>>

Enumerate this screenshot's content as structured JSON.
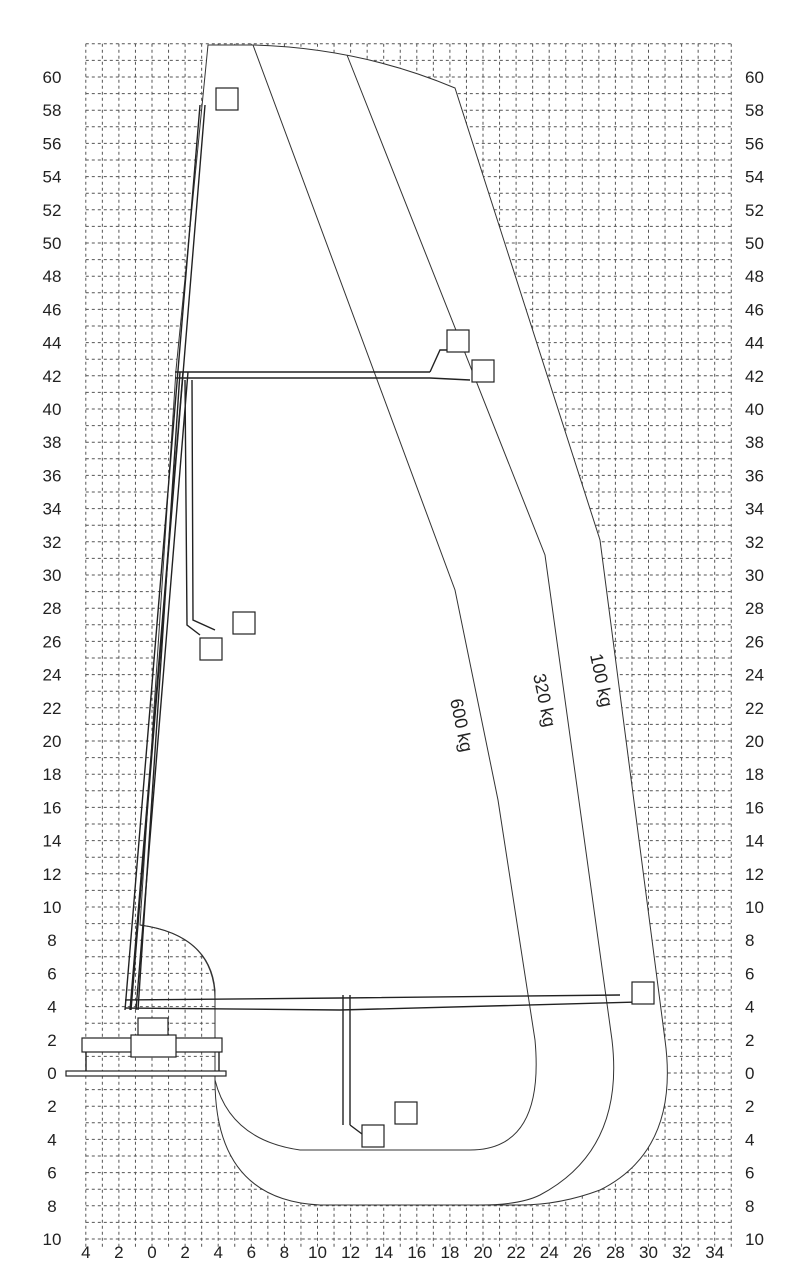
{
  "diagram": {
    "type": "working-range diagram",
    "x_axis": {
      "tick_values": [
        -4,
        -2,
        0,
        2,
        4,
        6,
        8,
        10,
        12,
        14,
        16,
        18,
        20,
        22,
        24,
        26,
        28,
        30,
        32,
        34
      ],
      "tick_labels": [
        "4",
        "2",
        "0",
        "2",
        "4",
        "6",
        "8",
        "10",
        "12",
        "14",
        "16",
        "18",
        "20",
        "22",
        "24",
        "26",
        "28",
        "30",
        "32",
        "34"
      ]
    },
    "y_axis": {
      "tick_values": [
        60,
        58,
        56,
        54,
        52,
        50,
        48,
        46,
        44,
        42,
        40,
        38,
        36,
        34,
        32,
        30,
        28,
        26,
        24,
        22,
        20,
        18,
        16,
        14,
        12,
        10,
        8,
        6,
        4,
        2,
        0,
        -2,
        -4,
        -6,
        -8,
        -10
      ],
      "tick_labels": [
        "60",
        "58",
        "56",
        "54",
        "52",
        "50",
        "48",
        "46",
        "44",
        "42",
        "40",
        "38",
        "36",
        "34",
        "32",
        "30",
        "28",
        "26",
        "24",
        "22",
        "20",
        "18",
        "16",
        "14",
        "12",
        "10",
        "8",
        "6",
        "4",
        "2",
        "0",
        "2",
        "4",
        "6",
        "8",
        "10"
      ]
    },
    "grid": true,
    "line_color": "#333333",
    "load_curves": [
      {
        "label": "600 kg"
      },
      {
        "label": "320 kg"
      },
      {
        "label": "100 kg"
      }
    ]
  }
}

<<

§ Required work
Repeat all the records above exactly, leaving out any pictures.

§ Response for this exercise
Enumerate this screenshot's content as structured JSON.
{
  "diagram": {
    "type": "working-range diagram",
    "x_axis": {
      "tick_values": [
        -4,
        -2,
        0,
        2,
        4,
        6,
        8,
        10,
        12,
        14,
        16,
        18,
        20,
        22,
        24,
        26,
        28,
        30,
        32,
        34
      ],
      "tick_labels": [
        "4",
        "2",
        "0",
        "2",
        "4",
        "6",
        "8",
        "10",
        "12",
        "14",
        "16",
        "18",
        "20",
        "22",
        "24",
        "26",
        "28",
        "30",
        "32",
        "34"
      ]
    },
    "y_axis": {
      "tick_values": [
        60,
        58,
        56,
        54,
        52,
        50,
        48,
        46,
        44,
        42,
        40,
        38,
        36,
        34,
        32,
        30,
        28,
        26,
        24,
        22,
        20,
        18,
        16,
        14,
        12,
        10,
        8,
        6,
        4,
        2,
        0,
        -2,
        -4,
        -6,
        -8,
        -10
      ],
      "tick_labels": [
        "60",
        "58",
        "56",
        "54",
        "52",
        "50",
        "48",
        "46",
        "44",
        "42",
        "40",
        "38",
        "36",
        "34",
        "32",
        "30",
        "28",
        "26",
        "24",
        "22",
        "20",
        "18",
        "16",
        "14",
        "12",
        "10",
        "8",
        "6",
        "4",
        "2",
        "0",
        "2",
        "4",
        "6",
        "8",
        "10"
      ]
    },
    "grid": true,
    "line_color": "#333333",
    "load_curves": [
      {
        "label": "600 kg"
      },
      {
        "label": "320 kg"
      },
      {
        "label": "100 kg"
      }
    ]
  }
}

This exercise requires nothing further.